[To do]: Show every line of the records below that contains the word "screenshot".

Data excerpts:

# # # #

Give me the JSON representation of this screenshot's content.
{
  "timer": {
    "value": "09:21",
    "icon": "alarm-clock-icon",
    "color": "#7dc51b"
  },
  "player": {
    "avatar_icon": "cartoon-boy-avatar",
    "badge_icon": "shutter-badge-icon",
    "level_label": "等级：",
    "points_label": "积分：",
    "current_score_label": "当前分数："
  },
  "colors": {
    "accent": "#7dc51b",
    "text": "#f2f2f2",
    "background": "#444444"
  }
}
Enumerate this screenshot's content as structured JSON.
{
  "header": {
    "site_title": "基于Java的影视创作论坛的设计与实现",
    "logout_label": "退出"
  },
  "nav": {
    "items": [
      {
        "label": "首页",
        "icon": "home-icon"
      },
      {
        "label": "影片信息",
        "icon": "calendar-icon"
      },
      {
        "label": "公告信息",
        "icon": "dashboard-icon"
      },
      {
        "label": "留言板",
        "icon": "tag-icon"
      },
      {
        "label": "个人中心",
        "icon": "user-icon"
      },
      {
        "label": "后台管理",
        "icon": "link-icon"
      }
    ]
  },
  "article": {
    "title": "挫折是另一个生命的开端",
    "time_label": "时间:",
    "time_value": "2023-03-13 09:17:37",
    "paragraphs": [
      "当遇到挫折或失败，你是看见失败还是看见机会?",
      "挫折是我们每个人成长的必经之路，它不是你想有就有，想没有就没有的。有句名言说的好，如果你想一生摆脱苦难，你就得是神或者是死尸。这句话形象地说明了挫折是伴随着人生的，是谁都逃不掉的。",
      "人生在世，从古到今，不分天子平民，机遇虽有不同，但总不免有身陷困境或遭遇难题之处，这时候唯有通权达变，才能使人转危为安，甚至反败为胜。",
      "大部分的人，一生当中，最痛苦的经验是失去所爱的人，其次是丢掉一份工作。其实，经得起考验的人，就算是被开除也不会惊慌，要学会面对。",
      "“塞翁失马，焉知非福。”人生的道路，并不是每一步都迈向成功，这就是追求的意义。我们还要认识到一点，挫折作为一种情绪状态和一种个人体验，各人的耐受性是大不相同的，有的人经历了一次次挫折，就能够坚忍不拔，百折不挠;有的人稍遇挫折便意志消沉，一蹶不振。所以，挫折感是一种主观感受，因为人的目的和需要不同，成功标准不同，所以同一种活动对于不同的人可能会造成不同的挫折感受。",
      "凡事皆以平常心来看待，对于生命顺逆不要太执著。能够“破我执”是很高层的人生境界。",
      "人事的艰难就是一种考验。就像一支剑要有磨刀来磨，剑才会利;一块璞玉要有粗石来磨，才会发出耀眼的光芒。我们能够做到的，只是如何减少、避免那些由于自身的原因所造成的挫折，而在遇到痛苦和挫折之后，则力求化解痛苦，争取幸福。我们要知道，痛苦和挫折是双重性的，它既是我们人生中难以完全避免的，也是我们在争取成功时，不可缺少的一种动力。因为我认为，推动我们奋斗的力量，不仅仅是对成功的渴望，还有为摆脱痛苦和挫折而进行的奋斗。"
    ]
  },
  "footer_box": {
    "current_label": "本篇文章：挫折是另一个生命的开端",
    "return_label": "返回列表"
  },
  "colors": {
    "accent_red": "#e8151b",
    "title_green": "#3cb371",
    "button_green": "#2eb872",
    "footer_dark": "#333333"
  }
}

# # # #

[Written response]:
Give me the JSON representation of this screenshot's content.
Enumerate this screenshot's content as structured JSON.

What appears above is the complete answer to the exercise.